■ Your instructions
Gather each line containing the string "right" from these entries.

>>>>>

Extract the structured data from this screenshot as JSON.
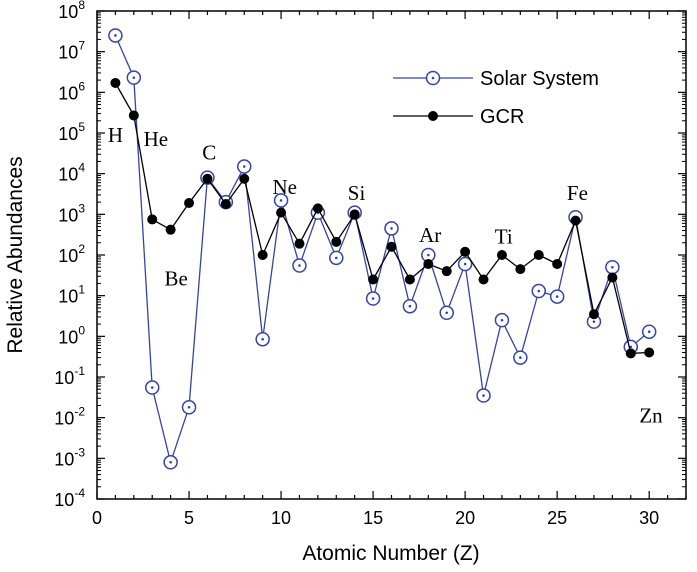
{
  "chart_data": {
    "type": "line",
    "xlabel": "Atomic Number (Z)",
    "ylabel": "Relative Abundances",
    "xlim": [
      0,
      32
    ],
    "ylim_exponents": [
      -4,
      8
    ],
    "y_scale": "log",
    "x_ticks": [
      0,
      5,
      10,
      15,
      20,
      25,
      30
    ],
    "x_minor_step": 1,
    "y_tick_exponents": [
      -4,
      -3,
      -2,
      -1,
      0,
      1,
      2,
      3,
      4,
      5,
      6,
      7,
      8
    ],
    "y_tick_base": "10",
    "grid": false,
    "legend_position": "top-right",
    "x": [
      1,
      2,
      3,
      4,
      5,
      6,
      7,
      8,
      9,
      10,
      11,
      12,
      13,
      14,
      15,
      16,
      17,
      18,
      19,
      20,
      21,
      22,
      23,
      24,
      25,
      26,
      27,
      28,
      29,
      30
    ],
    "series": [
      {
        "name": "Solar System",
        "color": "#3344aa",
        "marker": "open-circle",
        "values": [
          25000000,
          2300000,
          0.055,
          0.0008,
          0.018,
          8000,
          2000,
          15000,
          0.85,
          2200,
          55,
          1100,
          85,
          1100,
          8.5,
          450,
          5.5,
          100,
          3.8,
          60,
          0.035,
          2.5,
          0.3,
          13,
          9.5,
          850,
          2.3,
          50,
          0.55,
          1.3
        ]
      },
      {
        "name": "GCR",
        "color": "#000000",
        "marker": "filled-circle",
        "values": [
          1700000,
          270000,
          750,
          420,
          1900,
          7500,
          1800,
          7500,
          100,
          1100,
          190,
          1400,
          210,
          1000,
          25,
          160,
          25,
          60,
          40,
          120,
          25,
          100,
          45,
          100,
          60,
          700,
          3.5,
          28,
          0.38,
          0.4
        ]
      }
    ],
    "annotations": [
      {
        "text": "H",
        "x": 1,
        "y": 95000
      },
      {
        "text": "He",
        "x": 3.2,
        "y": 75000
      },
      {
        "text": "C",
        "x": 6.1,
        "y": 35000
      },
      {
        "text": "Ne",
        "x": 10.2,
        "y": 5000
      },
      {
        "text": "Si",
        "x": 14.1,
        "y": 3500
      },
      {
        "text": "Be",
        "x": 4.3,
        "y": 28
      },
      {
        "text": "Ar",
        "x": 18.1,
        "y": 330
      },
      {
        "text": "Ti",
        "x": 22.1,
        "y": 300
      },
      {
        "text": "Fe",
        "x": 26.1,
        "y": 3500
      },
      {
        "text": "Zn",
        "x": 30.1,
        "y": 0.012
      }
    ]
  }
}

<<<<<
>>>>>

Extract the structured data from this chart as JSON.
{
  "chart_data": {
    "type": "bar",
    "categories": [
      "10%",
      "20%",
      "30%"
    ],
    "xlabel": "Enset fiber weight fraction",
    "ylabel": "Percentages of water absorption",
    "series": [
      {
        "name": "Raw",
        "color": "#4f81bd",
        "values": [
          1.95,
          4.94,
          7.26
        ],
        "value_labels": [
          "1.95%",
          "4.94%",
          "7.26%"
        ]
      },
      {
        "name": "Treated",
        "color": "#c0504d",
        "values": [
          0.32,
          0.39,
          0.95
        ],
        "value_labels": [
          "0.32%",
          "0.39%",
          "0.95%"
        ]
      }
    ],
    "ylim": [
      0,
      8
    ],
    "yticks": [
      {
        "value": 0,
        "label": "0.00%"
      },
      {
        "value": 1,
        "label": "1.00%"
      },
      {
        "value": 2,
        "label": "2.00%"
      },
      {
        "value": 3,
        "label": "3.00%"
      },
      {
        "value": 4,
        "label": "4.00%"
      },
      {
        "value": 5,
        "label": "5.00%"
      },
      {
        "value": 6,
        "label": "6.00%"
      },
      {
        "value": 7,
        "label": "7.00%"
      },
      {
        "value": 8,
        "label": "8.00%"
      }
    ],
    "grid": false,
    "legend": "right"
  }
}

<<<<<

■ Response to the task
    "legend_position": "top-right",
    "legend": "right"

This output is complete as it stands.